→ **EXERCISE INSTRUCTIONS**:
Copy every line from the records below that holds the word "Thou".

========================================

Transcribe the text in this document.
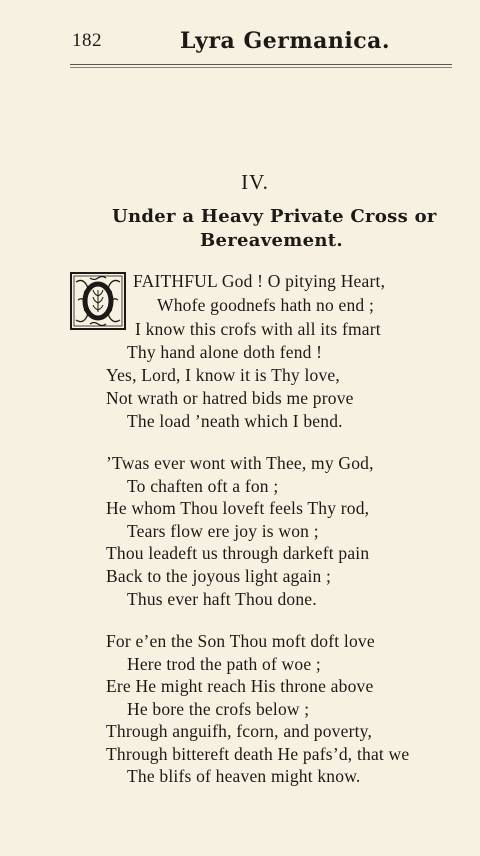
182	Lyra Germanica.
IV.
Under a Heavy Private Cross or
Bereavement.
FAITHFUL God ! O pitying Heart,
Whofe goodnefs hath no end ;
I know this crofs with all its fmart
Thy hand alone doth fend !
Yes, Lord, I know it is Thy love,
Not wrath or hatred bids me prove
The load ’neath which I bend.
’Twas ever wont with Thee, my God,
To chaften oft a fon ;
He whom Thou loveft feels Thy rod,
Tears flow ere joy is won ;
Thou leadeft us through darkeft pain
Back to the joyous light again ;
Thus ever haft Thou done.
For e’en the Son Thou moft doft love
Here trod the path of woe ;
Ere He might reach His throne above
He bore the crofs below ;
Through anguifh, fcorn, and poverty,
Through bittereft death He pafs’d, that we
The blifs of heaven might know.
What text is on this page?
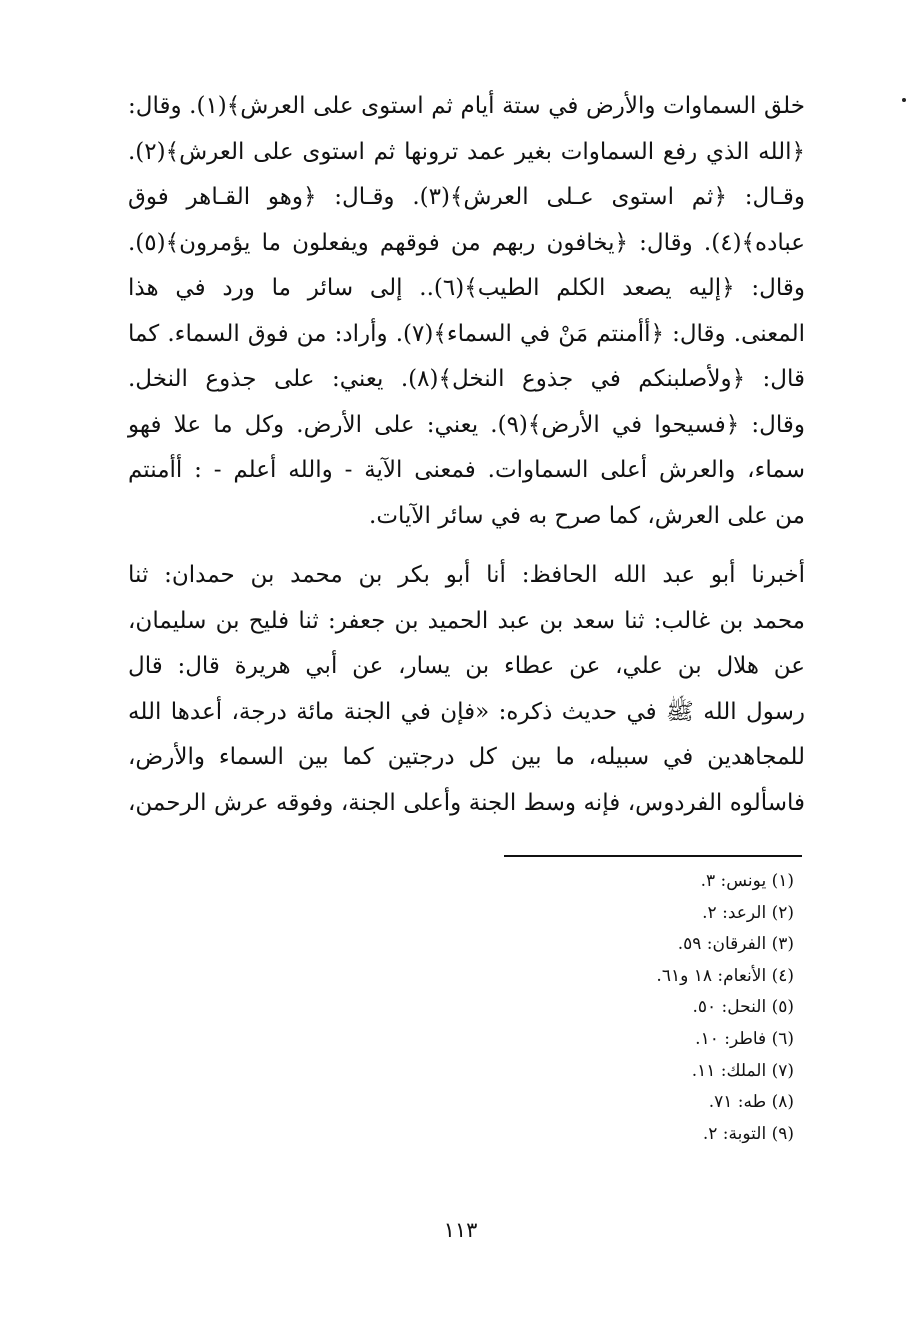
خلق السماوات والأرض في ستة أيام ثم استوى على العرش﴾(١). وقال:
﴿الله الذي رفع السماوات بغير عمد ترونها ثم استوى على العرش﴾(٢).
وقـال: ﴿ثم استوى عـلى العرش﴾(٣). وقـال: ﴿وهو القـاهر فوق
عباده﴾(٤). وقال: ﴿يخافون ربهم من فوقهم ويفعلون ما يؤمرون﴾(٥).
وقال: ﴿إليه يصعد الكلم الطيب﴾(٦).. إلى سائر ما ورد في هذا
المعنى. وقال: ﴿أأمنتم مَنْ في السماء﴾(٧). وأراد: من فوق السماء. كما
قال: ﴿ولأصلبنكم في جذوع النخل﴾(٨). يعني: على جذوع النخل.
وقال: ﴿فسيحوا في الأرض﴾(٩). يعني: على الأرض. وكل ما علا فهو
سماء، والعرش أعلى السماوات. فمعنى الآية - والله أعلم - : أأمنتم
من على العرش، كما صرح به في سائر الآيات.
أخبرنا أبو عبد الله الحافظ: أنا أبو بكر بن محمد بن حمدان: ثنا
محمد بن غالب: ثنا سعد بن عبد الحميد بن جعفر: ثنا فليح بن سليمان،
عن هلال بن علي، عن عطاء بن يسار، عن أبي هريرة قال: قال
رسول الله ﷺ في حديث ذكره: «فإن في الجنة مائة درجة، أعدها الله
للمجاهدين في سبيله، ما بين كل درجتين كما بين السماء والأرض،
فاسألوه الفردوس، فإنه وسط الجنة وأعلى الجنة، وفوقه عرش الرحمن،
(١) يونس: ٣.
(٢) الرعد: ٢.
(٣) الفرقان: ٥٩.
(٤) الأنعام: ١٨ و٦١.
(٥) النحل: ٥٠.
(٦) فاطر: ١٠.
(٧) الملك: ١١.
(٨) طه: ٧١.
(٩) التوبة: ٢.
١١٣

========================================

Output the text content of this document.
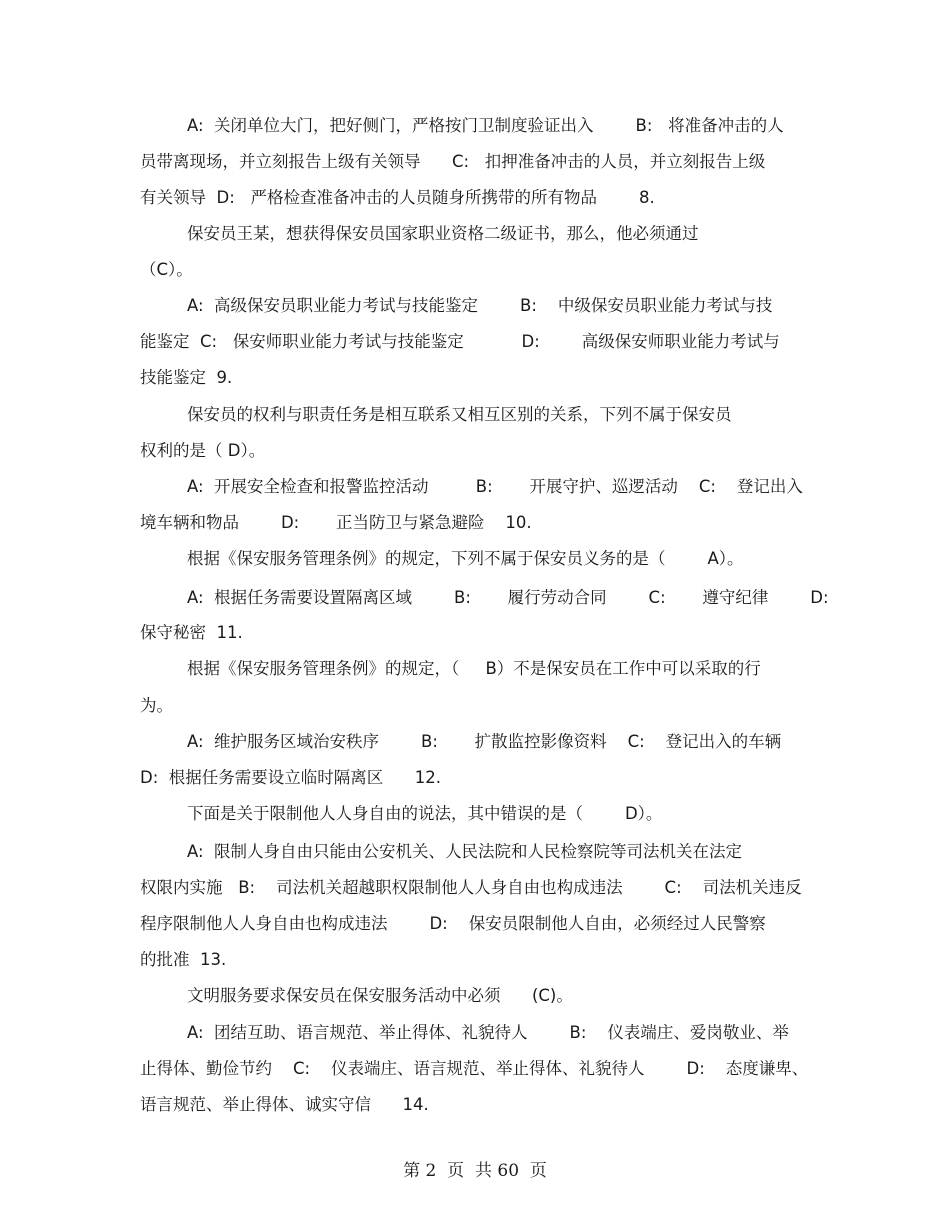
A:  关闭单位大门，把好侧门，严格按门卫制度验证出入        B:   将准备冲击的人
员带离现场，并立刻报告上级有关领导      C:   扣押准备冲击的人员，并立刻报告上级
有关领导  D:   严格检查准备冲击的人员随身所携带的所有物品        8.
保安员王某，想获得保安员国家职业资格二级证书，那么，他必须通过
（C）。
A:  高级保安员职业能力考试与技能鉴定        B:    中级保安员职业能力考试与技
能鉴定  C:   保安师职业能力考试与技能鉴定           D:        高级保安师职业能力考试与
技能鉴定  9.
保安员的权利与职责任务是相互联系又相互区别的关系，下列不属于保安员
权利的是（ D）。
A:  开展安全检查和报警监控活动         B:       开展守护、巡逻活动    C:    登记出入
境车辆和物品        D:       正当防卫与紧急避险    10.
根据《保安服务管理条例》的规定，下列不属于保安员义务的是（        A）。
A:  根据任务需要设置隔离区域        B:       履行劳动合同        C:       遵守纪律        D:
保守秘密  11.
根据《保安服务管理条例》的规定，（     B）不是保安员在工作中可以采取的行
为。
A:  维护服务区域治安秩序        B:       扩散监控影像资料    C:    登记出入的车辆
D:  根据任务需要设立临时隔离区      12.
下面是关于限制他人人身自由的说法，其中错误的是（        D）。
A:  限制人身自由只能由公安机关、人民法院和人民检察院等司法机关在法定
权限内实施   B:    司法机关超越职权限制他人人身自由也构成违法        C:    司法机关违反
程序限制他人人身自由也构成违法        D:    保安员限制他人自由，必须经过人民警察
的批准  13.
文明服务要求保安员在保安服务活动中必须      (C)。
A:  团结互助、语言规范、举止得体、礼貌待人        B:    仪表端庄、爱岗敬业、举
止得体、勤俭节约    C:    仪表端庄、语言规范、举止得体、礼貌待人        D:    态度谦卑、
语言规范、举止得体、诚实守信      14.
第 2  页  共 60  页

========================================

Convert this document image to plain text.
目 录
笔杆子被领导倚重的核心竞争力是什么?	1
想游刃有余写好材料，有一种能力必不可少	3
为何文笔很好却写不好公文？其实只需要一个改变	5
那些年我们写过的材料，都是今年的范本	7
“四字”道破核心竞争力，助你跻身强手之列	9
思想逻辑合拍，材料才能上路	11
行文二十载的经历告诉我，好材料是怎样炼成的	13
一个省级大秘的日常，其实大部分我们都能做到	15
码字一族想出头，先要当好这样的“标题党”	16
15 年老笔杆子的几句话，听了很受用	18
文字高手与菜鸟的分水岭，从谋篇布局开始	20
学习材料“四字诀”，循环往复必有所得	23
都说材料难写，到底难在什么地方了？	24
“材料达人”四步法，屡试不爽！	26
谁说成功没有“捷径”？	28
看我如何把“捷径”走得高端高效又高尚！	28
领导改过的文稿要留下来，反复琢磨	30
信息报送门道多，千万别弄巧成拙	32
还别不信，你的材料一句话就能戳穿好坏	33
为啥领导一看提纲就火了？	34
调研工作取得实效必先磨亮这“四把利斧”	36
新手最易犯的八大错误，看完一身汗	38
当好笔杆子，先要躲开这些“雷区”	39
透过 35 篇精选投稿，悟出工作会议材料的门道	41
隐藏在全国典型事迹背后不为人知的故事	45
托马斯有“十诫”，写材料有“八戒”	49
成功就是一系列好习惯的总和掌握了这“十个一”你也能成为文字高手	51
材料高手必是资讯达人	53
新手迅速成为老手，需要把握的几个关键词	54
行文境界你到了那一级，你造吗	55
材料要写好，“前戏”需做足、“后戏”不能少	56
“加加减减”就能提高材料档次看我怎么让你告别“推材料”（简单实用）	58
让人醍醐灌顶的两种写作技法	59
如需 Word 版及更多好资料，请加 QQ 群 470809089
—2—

========================================

→ **COMPLETE RESPONSE**:
He whom Thou loveft feels Thy rod,
Thou leadeft us through darkeft pain
Thus ever haft Thou done.
For e’en the Son Thou moft doft love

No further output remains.